▶ BRIEF:
Report, word for word, every line of the material that contains "진동기초".

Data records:
---+---

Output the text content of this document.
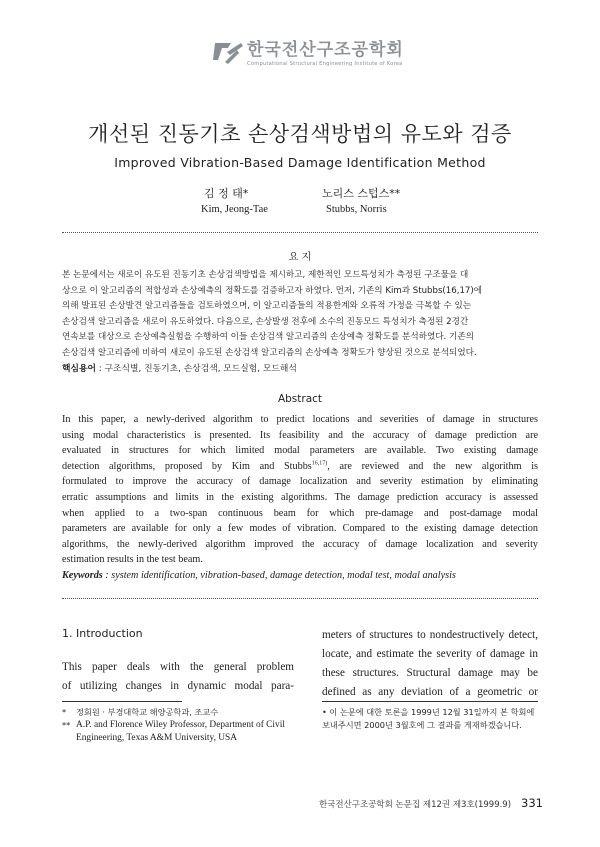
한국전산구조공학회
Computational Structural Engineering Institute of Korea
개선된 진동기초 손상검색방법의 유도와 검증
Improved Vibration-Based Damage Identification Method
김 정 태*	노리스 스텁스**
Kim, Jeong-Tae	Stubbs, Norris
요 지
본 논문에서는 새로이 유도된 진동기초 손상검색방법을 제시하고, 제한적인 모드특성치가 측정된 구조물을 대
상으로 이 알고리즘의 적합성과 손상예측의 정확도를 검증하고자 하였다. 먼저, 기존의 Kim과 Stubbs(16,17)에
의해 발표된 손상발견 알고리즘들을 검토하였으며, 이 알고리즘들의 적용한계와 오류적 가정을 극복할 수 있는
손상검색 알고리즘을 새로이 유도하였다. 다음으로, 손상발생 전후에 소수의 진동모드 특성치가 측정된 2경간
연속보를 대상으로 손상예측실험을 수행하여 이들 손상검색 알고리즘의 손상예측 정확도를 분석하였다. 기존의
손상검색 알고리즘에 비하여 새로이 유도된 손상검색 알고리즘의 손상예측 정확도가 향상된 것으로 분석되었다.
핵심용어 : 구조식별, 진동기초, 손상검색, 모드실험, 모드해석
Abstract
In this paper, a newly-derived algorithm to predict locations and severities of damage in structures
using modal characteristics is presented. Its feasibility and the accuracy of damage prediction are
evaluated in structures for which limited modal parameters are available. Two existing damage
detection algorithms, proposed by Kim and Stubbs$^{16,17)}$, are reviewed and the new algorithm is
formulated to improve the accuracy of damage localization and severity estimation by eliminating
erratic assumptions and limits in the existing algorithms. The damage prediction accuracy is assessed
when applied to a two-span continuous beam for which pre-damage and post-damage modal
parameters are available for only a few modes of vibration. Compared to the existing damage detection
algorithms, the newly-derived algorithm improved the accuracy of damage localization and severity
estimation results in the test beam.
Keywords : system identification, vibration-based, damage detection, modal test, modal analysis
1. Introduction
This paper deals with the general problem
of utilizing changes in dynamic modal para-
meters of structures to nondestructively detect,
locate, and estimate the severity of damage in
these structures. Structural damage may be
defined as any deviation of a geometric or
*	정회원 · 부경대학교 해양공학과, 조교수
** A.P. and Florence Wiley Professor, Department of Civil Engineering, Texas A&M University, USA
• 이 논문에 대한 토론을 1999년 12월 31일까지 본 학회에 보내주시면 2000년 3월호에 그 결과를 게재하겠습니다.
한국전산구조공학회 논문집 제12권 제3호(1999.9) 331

---+---

▶ RESULT OF THIS EXERCISE:
개선된 진동기초 손상검색방법의 유도와 검증
본 논문에서는 새로이 유도된 진동기초 손상검색방법을 제시하고, 제한적인 모드특성치가 측정된 구조물을 대
핵심용어 : 구조식별, 진동기초, 손상검색, 모드실험, 모드해석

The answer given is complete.